#### What you should do:
Work through the data line by line, gathering every line that has the word "SRMTID".

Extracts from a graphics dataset
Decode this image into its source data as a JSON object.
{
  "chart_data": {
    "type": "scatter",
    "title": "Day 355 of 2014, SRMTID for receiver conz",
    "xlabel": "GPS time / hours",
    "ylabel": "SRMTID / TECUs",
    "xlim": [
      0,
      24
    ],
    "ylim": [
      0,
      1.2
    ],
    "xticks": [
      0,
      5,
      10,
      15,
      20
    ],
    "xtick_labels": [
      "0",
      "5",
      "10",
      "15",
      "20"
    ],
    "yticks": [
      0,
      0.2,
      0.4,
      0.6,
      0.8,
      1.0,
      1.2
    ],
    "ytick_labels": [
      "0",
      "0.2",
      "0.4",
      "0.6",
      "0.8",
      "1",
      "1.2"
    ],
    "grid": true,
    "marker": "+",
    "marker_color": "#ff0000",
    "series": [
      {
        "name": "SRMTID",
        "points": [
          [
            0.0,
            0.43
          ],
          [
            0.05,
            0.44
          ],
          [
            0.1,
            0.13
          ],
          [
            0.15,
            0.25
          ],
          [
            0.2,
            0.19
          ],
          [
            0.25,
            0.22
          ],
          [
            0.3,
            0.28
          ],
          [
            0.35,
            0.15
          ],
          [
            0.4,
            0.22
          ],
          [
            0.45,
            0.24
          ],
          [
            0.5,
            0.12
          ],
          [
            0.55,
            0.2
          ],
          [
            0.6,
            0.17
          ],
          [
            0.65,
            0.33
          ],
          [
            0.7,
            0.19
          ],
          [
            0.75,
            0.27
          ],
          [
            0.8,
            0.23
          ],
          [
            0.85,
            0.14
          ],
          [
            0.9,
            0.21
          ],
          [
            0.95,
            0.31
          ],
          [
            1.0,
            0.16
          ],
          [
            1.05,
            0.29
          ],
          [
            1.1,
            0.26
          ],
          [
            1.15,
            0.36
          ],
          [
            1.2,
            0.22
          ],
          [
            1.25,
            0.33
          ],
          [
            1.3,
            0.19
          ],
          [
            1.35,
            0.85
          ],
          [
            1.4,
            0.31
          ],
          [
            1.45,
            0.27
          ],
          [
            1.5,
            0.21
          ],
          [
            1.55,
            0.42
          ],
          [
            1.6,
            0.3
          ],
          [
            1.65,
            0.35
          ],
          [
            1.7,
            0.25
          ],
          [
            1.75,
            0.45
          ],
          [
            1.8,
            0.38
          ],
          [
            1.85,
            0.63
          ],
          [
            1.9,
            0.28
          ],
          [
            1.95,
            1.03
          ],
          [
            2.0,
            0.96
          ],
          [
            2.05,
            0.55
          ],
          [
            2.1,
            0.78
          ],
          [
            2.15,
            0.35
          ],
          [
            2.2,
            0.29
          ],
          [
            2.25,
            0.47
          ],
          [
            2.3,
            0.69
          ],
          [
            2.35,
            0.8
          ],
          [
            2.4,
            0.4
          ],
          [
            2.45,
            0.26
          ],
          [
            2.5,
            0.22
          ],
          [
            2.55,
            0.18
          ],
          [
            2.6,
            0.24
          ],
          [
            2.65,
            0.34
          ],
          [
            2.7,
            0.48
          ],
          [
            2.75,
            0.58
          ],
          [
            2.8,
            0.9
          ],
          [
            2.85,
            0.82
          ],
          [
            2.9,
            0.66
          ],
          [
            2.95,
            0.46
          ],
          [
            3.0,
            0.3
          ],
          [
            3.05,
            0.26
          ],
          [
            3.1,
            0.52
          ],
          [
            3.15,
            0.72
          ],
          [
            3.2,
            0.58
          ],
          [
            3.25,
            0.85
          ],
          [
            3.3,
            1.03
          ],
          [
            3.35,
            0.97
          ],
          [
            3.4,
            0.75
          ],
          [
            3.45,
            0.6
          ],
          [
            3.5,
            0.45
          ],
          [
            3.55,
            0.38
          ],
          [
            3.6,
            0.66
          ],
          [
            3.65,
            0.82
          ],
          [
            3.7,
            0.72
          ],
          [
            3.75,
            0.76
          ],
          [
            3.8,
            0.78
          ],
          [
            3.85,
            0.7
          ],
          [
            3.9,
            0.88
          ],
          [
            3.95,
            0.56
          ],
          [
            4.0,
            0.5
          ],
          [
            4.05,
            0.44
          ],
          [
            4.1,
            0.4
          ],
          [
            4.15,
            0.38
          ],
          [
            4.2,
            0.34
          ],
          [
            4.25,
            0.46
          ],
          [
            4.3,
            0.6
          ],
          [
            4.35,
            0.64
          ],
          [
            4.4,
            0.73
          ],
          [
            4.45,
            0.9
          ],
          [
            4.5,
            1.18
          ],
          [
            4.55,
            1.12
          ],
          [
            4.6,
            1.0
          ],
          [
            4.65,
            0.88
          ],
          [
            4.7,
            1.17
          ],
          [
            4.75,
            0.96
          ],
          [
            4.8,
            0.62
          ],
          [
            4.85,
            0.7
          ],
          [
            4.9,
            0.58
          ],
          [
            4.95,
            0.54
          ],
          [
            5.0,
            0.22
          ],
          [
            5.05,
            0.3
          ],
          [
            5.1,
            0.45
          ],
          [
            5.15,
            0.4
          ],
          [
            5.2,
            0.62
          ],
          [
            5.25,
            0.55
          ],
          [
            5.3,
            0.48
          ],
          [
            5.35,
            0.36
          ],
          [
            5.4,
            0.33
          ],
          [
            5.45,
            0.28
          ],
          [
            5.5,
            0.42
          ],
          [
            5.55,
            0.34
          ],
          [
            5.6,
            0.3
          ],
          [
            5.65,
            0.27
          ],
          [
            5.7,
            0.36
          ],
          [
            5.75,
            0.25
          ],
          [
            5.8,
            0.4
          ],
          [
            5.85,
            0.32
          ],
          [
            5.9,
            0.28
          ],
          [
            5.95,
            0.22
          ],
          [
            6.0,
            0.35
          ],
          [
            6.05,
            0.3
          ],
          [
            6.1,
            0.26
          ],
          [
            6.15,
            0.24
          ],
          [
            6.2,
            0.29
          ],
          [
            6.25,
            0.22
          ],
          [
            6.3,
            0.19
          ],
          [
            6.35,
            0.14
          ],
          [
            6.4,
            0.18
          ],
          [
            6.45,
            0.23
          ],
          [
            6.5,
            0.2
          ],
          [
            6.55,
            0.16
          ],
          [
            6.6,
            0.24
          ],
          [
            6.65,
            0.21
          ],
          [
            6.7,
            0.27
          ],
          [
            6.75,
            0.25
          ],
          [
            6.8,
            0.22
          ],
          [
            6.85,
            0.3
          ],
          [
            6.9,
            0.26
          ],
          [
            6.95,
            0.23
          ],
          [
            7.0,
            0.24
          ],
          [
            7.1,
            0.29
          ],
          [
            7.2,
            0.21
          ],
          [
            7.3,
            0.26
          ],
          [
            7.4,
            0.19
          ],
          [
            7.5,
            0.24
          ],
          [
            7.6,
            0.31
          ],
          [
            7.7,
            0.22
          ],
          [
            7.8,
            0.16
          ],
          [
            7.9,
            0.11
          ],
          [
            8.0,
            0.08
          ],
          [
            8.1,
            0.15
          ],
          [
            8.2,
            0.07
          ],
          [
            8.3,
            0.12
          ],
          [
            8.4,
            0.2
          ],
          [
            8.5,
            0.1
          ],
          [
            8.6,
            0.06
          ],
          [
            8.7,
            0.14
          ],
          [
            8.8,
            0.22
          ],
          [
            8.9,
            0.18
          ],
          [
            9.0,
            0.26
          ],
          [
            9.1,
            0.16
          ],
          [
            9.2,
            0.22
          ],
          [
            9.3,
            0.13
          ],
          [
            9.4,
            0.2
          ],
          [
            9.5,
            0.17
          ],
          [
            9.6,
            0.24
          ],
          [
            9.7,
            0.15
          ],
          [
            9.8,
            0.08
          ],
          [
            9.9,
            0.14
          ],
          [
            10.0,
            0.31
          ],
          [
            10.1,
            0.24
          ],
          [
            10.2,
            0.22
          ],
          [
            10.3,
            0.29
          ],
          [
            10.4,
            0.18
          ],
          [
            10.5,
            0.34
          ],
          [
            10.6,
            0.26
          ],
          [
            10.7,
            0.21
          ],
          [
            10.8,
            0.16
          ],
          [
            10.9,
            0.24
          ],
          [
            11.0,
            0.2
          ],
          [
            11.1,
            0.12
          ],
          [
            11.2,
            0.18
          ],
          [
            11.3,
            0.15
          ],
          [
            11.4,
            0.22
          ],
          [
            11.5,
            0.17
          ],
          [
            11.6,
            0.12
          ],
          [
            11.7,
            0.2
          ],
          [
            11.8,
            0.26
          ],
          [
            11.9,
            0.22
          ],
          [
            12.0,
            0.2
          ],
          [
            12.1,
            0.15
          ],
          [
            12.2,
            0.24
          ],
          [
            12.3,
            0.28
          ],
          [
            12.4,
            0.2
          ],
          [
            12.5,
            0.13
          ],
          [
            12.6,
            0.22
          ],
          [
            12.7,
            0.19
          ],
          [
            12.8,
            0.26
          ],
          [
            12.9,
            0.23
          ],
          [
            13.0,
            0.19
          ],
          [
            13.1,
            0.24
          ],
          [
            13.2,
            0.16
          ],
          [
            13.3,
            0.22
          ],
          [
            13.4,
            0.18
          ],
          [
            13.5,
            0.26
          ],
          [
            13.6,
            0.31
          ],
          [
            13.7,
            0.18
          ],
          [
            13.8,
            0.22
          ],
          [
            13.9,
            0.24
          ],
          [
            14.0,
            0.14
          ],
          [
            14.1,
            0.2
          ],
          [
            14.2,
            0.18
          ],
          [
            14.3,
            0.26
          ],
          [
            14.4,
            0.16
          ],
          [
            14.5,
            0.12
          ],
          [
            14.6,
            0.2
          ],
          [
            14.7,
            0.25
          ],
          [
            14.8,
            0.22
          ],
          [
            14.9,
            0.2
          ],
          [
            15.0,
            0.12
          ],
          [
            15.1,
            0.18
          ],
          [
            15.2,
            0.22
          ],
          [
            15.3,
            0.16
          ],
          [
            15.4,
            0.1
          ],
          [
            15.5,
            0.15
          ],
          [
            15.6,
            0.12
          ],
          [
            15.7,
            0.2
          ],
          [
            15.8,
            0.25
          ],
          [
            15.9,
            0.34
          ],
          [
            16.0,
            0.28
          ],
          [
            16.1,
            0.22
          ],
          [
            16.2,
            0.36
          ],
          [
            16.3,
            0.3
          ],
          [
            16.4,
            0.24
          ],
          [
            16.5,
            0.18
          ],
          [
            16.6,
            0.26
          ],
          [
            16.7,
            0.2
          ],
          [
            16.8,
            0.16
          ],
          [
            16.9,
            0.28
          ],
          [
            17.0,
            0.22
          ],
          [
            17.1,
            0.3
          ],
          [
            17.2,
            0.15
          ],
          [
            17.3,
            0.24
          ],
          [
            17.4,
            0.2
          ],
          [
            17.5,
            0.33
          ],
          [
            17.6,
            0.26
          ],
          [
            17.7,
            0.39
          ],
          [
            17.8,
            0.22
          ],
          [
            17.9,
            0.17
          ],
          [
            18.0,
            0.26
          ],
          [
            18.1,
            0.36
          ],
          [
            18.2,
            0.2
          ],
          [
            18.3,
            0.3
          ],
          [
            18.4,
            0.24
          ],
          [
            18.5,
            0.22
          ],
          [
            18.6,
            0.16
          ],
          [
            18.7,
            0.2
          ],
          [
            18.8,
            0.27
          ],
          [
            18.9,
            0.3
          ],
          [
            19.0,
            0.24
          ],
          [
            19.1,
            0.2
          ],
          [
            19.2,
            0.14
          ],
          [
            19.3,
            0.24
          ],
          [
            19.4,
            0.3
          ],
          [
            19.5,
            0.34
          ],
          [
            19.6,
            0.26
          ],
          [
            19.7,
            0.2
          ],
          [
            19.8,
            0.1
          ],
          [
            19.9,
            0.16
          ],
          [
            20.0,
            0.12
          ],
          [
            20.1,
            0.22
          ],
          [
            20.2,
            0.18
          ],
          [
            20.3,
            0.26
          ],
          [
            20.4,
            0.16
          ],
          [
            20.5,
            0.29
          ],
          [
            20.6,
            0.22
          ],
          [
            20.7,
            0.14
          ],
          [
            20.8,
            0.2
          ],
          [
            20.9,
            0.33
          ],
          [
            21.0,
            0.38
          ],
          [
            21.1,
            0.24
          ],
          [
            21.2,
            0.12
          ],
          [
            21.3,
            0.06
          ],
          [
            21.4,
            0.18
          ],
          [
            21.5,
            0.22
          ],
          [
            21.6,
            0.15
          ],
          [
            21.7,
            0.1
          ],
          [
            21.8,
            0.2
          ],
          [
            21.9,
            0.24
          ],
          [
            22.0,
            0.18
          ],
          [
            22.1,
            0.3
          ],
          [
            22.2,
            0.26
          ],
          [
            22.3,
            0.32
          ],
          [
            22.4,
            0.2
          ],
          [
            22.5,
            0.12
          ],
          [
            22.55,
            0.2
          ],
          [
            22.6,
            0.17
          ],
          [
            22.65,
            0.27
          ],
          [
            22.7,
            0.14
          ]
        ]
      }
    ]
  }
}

#### Answer:
    "title": "Day 355 of 2014, SRMTID for receiver conz",
    "ylabel": "SRMTID / TECUs",
        "name": "SRMTID",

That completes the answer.